WHAT YOU HAVE TO DO:
Tally the lines that hold the string "Чапая", and reply with the count alone.

RECORDS SUPPLIED:
%%
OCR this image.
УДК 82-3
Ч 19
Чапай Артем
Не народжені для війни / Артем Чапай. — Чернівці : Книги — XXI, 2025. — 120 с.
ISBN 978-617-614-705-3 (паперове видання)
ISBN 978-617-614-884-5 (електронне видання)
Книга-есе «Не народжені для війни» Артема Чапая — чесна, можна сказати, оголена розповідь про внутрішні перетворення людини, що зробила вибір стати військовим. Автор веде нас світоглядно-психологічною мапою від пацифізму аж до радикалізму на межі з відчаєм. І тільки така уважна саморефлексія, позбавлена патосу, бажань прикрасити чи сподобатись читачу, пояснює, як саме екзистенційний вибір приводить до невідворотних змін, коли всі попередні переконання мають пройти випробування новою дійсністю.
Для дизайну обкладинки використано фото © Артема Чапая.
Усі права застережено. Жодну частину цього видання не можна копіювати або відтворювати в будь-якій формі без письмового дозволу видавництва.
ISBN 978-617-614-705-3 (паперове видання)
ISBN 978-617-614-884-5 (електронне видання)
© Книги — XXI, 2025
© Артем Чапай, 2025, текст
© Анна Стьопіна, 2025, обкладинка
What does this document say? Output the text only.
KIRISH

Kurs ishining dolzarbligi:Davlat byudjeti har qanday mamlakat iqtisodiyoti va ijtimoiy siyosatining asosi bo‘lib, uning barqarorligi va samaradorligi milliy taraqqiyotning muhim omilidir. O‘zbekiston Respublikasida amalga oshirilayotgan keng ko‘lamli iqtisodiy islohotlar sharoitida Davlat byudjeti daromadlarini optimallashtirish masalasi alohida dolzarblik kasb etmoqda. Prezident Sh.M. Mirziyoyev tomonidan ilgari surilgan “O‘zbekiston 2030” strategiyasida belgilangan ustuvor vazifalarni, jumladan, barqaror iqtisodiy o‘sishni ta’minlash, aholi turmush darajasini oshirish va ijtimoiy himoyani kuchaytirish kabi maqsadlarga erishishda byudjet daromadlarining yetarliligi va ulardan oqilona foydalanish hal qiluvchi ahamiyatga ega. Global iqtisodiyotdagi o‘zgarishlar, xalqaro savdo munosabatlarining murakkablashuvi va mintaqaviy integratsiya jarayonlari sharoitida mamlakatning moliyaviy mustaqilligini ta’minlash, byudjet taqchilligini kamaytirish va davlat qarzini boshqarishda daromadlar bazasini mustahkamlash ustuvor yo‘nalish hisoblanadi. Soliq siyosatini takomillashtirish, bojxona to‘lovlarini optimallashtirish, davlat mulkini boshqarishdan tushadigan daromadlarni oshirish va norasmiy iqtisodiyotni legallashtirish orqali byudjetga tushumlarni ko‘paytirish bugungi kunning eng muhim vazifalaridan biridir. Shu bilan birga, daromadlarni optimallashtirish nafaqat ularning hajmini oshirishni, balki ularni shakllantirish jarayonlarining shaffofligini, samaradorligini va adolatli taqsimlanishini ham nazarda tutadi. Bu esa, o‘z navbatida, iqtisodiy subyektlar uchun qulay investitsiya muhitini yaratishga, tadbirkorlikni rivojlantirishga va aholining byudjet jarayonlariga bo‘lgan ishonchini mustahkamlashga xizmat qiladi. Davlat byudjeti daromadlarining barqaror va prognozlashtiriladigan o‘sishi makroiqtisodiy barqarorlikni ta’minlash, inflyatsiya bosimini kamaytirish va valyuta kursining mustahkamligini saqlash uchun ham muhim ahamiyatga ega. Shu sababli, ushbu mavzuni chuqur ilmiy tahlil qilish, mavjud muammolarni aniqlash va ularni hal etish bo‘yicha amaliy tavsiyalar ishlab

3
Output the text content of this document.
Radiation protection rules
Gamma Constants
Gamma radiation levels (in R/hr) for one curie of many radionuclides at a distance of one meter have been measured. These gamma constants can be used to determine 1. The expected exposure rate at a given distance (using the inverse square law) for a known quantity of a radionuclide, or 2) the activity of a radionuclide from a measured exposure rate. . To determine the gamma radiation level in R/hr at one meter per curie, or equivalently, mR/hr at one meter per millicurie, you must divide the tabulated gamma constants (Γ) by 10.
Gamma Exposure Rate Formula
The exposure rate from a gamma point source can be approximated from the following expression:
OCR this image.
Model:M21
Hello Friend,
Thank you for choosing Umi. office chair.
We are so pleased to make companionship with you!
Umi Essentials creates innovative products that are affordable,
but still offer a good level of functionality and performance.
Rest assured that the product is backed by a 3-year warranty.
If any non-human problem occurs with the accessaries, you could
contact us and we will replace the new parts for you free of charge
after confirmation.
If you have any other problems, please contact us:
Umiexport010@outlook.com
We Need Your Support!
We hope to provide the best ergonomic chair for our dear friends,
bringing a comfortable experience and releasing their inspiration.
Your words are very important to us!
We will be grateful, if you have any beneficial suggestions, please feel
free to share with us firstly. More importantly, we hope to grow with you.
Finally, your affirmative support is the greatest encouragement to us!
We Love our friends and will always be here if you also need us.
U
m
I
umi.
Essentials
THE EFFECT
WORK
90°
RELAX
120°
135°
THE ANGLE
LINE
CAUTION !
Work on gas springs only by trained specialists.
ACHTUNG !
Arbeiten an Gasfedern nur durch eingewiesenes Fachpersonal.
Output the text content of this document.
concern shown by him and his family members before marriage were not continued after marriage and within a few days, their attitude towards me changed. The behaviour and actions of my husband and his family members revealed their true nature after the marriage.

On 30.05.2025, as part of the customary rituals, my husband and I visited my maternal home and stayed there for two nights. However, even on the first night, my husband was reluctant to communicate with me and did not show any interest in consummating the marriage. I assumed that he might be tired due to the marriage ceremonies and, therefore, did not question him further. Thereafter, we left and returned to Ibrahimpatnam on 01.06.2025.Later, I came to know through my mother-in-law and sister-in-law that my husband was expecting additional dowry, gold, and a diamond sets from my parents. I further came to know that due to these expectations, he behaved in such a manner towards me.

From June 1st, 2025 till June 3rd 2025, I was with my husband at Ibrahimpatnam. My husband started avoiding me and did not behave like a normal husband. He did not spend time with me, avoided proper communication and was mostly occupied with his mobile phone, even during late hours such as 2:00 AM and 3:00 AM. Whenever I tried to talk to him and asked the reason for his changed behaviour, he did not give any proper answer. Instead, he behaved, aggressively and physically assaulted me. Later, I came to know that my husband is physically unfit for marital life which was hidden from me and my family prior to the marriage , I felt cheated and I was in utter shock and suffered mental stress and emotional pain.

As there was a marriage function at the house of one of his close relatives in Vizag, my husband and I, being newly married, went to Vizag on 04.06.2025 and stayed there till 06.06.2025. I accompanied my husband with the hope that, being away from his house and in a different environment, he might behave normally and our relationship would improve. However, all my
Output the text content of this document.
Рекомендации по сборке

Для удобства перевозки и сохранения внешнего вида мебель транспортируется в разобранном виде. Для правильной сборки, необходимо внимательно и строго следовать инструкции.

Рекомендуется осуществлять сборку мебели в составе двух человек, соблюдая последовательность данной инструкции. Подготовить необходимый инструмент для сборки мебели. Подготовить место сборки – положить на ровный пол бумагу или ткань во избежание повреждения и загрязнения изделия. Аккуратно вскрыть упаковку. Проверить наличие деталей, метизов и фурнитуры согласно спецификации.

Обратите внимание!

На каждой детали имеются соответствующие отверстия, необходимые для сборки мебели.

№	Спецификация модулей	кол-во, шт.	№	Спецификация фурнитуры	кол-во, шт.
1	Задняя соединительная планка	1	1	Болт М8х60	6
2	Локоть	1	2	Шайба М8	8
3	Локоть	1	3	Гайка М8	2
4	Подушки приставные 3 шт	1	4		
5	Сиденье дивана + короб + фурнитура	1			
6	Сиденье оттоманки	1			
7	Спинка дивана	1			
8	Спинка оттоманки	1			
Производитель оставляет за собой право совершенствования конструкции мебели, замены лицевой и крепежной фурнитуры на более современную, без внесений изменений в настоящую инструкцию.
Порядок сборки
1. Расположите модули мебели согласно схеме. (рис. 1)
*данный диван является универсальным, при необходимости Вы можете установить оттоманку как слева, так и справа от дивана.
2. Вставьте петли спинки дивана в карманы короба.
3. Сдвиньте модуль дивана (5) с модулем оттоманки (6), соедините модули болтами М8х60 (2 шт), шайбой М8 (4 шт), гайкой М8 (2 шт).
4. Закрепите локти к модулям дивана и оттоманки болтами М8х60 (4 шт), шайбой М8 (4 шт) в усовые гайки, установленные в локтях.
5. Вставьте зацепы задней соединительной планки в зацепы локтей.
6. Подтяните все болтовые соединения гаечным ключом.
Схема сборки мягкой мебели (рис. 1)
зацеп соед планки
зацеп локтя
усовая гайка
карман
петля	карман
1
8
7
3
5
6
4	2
%%
TASK RESPONSE:
2